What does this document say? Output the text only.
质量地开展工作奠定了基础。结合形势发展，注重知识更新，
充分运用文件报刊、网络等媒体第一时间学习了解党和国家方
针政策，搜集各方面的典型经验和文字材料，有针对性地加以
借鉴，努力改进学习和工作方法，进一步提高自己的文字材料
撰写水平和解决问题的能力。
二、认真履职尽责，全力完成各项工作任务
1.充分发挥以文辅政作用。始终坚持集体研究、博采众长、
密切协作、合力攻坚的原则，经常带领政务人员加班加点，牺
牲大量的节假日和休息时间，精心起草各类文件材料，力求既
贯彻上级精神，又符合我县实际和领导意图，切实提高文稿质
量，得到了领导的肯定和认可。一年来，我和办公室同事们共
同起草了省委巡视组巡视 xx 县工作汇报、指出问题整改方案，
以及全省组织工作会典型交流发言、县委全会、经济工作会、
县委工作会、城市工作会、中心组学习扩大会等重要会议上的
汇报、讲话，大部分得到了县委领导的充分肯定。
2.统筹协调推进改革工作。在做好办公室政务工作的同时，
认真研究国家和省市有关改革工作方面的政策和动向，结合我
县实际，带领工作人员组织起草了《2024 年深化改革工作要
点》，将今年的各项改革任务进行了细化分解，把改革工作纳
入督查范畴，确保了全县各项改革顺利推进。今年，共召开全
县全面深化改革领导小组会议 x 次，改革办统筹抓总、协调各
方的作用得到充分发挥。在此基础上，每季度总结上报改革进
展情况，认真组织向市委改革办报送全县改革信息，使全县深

EXERCISE DESCRIPTION
Using the data above, output each line exactly.

SOLUTION TO THE PROBLEM
What does this document say? Output the text only.
质量地开展工作奠定了基础。结合形势发展，注重知识更新，
充分运用文件报刊、网络等媒体第一时间学习了解党和国家方
针政策，搜集各方面的典型经验和文字材料，有针对性地加以
借鉴，努力改进学习和工作方法，进一步提高自己的文字材料
撰写水平和解决问题的能力。
二、认真履职尽责，全力完成各项工作任务
1.充分发挥以文辅政作用。始终坚持集体研究、博采众长、
密切协作、合力攻坚的原则，经常带领政务人员加班加点，牺
牲大量的节假日和休息时间，精心起草各类文件材料，力求既
贯彻上级精神，又符合我县实际和领导意图，切实提高文稿质
量，得到了领导的肯定和认可。一年来，我和办公室同事们共
同起草了省委巡视组巡视 xx 县工作汇报、指出问题整改方案，
以及全省组织工作会典型交流发言、县委全会、经济工作会、
县委工作会、城市工作会、中心组学习扩大会等重要会议上的
汇报、讲话，大部分得到了县委领导的充分肯定。
2.统筹协调推进改革工作。在做好办公室政务工作的同时，
认真研究国家和省市有关改革工作方面的政策和动向，结合我
县实际，带领工作人员组织起草了《2024 年深化改革工作要
点》，将今年的各项改革任务进行了细化分解，把改革工作纳
入督查范畴，确保了全县各项改革顺利推进。今年，共召开全
县全面深化改革领导小组会议 x 次，改革办统筹抓总、协调各
方的作用得到充分发挥。在此基础上，每季度总结上报改革进
展情况，认真组织向市委改革办报送全县改革信息，使全县深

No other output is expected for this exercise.